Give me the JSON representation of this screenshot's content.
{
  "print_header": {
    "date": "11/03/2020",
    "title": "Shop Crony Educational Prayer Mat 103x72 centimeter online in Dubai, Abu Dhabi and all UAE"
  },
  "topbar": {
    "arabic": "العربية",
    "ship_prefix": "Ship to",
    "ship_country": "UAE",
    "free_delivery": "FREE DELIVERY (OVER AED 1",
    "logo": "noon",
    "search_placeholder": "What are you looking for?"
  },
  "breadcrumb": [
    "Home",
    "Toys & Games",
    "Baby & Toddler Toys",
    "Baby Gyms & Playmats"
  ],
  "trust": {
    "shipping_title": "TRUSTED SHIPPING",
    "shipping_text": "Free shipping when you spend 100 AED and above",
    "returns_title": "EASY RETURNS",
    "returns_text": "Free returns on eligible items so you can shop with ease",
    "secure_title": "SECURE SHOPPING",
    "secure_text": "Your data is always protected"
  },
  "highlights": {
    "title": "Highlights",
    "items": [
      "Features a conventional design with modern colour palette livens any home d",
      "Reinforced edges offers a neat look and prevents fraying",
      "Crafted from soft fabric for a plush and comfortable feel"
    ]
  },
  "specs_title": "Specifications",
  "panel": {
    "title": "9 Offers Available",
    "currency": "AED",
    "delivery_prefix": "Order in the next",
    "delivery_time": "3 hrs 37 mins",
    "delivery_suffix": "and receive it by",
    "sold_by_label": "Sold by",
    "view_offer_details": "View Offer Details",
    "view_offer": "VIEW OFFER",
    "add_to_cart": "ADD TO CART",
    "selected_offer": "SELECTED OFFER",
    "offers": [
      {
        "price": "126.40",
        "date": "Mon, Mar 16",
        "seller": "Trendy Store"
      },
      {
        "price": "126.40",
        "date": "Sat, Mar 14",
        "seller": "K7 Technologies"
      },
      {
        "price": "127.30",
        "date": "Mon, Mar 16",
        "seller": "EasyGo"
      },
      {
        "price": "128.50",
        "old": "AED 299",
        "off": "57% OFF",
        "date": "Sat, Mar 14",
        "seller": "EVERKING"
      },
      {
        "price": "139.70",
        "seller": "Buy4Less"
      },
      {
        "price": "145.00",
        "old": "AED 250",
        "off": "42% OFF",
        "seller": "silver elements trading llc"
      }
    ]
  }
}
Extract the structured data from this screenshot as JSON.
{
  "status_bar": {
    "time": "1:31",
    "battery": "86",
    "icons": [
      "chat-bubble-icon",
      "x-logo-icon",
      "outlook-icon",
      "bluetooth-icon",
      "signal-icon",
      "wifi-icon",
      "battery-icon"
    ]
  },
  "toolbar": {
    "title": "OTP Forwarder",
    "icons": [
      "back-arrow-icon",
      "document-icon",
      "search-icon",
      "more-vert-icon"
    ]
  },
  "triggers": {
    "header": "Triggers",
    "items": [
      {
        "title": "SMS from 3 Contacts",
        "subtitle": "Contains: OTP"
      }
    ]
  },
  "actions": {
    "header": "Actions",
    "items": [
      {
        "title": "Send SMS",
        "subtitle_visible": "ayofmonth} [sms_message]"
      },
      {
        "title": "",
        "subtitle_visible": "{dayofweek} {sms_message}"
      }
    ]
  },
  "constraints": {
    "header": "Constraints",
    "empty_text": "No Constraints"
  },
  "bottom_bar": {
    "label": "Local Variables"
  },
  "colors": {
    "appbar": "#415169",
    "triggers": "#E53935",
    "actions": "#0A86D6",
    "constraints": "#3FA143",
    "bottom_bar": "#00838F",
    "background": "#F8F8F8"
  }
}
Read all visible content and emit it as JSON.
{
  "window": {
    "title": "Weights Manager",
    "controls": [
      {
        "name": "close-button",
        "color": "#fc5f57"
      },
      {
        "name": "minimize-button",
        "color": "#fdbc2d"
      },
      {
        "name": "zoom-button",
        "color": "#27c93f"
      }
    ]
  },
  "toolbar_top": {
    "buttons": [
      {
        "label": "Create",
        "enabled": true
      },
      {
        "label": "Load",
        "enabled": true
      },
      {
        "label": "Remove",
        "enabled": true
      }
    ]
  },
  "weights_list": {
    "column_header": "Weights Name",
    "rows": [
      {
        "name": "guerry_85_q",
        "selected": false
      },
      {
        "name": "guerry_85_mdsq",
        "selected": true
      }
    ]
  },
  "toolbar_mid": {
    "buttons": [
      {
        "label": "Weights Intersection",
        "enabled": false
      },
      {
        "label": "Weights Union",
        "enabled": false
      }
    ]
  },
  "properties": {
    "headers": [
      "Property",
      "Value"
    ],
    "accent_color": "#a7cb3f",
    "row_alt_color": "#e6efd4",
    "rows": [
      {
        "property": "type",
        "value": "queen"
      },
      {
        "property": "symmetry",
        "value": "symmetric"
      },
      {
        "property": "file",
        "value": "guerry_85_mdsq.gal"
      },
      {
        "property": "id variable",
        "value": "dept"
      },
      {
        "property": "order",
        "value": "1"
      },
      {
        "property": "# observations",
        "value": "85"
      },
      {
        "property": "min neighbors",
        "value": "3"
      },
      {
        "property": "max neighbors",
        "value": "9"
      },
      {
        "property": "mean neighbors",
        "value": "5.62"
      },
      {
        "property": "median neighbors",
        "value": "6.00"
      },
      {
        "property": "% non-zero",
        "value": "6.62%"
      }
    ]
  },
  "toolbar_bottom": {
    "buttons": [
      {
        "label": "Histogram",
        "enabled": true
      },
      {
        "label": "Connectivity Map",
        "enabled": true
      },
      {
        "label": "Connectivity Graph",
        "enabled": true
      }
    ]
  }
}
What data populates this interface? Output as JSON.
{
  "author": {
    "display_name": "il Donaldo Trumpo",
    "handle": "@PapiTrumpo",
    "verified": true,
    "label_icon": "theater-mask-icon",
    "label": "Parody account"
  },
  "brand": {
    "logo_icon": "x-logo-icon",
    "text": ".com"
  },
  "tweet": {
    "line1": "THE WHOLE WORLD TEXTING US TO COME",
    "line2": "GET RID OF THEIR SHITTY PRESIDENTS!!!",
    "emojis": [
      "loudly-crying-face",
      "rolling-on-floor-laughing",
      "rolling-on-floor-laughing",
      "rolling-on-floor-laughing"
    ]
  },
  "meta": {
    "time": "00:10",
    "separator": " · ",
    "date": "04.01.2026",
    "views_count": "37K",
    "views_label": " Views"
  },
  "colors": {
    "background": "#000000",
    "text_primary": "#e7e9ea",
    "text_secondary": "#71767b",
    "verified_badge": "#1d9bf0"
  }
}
◆ ◆ ◆ ◆
> [Exercise directions] Extract each line from the entries above that contains the string "neighbors".

> [Output below]
        "property": "min neighbors",
        "property": "max neighbors",
        "property": "mean neighbors",
        "property": "median neighbors",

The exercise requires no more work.